───── TASK INPUTS ─────
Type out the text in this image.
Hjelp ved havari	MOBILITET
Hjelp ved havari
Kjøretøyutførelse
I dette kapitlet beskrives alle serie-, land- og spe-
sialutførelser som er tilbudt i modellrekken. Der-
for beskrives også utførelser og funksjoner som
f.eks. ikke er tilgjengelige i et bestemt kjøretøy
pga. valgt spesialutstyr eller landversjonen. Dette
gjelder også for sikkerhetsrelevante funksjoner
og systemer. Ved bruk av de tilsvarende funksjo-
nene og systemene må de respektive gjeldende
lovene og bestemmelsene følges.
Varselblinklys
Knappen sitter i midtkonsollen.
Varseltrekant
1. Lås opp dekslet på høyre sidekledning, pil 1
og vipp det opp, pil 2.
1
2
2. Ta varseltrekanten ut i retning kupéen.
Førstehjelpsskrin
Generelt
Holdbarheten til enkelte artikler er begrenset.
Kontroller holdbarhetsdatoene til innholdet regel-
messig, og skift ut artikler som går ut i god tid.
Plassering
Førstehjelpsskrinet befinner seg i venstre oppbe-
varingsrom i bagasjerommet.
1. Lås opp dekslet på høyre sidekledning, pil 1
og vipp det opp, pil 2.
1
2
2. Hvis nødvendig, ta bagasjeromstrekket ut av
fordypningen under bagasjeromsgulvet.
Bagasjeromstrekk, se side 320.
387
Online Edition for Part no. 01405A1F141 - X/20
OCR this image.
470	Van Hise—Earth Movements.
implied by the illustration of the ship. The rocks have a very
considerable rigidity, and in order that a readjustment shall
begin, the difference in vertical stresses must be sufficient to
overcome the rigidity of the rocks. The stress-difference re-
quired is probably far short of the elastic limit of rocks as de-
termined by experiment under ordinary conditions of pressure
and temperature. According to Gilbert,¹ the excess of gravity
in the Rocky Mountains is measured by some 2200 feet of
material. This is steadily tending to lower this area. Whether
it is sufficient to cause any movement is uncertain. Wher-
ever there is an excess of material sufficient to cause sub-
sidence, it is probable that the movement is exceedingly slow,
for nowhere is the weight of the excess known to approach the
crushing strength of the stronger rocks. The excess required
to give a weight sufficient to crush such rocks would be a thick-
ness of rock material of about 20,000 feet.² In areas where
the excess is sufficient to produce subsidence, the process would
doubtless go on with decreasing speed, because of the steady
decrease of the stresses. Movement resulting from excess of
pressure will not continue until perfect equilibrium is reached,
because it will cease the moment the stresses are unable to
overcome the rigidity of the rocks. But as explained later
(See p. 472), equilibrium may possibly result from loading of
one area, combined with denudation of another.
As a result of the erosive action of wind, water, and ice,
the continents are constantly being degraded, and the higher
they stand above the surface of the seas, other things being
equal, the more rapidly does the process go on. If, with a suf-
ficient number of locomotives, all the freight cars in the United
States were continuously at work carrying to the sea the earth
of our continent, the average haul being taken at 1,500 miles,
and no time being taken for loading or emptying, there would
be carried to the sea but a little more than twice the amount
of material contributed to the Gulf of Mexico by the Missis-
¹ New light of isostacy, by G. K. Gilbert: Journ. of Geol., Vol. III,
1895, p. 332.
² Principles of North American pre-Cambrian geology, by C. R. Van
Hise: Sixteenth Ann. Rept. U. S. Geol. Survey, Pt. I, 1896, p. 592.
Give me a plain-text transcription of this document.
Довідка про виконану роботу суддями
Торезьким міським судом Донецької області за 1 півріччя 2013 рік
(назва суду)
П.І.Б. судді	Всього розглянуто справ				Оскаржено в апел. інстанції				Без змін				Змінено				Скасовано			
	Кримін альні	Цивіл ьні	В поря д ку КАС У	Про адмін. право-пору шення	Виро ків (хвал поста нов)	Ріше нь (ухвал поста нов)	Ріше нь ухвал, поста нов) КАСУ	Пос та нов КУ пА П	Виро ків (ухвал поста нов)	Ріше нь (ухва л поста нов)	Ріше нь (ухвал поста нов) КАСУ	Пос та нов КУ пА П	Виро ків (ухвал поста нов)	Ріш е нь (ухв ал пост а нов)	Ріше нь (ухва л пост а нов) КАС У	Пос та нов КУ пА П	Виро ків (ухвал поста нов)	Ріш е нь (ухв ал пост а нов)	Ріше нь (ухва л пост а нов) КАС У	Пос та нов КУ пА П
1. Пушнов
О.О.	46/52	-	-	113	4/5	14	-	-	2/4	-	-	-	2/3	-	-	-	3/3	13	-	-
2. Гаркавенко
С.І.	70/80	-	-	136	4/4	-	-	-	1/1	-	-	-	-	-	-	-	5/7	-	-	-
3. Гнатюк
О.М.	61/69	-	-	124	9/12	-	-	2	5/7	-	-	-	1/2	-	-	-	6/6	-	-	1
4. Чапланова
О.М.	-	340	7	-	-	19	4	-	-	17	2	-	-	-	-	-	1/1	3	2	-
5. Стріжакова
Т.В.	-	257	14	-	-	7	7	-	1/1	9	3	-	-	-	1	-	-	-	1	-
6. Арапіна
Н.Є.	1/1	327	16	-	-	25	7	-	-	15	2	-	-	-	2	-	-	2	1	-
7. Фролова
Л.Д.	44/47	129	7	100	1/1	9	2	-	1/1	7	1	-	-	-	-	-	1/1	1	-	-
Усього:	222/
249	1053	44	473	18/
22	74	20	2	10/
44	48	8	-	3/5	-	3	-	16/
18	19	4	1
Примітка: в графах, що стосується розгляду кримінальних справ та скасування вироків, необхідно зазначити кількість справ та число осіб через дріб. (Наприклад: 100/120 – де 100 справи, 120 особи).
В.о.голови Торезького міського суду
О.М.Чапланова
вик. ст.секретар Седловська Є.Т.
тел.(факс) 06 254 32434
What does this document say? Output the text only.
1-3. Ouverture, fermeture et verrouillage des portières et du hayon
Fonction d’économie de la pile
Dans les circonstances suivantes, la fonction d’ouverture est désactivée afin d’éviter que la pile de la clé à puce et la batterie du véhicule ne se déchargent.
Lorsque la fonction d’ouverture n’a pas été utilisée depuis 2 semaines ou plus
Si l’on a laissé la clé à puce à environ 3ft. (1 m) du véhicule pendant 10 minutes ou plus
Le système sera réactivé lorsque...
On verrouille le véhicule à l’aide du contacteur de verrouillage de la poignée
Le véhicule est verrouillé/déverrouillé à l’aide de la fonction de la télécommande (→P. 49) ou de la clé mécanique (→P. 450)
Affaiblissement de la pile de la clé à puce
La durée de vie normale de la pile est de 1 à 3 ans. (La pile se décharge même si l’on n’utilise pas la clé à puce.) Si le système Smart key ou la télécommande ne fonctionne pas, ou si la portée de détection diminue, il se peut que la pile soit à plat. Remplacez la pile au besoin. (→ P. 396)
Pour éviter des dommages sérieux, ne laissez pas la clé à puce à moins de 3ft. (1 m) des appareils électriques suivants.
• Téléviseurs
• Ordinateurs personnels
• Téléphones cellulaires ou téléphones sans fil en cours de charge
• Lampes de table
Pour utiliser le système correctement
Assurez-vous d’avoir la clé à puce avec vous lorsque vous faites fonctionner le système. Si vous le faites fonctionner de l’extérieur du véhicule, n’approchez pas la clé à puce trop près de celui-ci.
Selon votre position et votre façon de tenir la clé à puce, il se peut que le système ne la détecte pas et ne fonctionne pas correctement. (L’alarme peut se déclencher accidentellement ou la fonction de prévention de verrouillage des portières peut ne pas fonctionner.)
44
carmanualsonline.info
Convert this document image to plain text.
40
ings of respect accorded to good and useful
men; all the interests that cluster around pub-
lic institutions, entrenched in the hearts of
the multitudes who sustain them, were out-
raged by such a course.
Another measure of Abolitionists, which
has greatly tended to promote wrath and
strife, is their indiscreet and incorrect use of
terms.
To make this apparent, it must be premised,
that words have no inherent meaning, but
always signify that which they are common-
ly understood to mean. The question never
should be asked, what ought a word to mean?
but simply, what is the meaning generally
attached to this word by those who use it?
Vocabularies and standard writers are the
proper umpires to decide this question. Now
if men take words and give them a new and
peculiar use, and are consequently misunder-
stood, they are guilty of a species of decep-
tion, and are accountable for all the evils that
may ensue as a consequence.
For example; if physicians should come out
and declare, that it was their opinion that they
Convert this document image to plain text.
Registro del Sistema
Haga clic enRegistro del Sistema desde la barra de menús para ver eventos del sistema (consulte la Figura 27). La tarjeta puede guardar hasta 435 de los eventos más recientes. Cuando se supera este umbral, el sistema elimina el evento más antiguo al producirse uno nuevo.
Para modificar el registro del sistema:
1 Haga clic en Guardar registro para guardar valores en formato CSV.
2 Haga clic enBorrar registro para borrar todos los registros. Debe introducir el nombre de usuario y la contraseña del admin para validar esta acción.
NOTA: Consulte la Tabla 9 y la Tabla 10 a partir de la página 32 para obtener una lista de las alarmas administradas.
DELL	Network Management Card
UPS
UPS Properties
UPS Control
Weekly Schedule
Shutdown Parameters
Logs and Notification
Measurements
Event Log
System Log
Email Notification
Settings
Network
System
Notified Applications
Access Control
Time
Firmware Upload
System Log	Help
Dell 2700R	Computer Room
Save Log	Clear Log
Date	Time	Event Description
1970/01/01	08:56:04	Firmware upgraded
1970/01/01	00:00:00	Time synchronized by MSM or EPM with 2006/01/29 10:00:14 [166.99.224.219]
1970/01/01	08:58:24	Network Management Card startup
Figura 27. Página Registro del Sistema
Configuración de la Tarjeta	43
─────
◆ TASK DETAILS:
Locate each line with the word "from" and copy it.

◆ EXERCISE ANSWER:
decrease of the stresses. Movement resulting from excess of
(See p. 472), equilibrium may possibly result from loading of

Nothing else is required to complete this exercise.